┌──

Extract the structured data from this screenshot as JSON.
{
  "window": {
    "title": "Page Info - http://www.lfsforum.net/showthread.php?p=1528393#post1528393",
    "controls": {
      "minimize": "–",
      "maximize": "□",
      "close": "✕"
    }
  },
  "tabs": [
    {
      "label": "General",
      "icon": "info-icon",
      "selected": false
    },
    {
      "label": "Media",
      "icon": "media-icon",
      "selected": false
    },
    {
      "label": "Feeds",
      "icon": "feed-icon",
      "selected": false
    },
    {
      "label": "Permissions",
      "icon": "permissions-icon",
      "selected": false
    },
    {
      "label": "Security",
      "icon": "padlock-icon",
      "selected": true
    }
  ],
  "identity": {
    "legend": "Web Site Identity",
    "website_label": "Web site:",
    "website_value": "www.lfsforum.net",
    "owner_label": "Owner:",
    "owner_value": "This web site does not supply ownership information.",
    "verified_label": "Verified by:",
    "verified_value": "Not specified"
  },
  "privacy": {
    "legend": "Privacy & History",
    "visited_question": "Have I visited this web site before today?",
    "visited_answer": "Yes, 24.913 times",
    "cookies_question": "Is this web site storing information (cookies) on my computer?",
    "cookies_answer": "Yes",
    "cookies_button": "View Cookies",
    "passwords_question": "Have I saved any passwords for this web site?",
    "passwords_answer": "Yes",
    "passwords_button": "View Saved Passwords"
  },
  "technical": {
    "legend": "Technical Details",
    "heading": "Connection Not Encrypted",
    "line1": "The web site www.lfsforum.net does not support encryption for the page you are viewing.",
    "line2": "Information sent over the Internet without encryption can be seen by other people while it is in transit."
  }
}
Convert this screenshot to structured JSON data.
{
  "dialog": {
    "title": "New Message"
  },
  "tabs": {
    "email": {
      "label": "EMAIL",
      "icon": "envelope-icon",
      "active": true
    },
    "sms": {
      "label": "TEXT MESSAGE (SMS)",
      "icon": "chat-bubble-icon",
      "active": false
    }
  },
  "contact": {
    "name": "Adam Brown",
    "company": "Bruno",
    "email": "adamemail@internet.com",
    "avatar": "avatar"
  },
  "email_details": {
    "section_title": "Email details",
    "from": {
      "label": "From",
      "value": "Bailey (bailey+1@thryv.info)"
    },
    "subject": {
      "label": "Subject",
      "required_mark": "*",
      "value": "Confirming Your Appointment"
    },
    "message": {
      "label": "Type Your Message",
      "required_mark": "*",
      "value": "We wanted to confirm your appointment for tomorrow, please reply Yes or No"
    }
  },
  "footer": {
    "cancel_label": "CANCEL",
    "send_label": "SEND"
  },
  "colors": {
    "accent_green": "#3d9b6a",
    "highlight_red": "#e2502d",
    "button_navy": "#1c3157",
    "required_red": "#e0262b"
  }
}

└──

→ Exercise details
Identify every line above that includes the word "JSON", and show those lines.

→ Solution to the problem
Extract the structured data from this screenshot as JSON.
Convert this screenshot to structured JSON data.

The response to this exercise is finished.